Aim of the task. Extract all lines containing "Zuständigkeit".

[Records contained in a dataset]
-.-.-

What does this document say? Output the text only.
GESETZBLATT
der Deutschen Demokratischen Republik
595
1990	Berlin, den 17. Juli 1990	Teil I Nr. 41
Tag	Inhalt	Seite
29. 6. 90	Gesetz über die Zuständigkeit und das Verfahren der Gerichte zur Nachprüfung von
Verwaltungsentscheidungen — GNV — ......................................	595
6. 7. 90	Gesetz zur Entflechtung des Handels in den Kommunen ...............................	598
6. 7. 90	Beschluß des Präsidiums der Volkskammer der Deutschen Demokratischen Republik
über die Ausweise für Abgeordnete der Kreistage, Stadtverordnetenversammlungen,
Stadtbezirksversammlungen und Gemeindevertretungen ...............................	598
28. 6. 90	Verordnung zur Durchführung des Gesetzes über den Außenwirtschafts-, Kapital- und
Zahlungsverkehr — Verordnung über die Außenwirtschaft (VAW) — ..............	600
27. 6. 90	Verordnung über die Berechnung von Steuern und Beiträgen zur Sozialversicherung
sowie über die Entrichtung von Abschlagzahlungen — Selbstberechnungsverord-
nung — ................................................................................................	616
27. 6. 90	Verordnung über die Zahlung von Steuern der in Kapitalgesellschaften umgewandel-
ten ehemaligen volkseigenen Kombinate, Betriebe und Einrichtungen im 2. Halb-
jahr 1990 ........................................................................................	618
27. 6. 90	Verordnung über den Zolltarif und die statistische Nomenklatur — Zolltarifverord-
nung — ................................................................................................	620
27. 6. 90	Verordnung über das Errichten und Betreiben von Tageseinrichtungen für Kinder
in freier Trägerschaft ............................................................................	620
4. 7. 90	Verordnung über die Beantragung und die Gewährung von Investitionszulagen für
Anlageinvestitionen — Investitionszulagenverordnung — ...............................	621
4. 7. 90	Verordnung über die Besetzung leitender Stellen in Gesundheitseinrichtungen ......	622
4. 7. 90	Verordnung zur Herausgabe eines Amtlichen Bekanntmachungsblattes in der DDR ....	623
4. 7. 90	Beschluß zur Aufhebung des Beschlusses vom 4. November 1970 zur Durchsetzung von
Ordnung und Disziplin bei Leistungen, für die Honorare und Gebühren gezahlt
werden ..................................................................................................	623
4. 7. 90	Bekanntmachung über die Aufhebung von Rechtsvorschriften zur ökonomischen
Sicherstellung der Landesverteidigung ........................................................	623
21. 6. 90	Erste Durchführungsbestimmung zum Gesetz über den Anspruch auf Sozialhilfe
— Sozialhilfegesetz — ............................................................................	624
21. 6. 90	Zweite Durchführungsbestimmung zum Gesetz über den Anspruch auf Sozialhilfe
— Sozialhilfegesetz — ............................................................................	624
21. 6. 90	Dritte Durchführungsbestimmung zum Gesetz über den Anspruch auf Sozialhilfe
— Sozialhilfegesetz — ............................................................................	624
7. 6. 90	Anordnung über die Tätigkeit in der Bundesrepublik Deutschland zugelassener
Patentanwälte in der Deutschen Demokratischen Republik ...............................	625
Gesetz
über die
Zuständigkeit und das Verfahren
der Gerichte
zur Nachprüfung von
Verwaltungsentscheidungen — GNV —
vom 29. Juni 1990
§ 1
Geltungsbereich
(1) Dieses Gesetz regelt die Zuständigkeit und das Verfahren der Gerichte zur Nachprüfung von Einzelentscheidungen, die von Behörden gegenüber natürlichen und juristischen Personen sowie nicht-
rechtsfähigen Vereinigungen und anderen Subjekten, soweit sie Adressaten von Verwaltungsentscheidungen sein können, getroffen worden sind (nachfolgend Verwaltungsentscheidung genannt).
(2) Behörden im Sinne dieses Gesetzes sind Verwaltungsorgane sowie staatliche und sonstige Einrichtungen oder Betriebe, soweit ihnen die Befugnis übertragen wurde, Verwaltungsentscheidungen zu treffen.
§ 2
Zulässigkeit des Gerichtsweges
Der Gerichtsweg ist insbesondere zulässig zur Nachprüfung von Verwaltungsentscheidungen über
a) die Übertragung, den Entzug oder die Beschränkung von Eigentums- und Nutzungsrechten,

-.-.-

Task result.
29. 6. 90	Gesetz über die Zuständigkeit und das Verfahren der Gerichte zur Nachprüfung von
Zuständigkeit und das Verfahren
(1) Dieses Gesetz regelt die Zuständigkeit und das Verfahren der Gerichte zur Nachprüfung von Einzelentscheidungen, die von Behörden gegenüber natürlichen und juristischen Personen sowie nicht-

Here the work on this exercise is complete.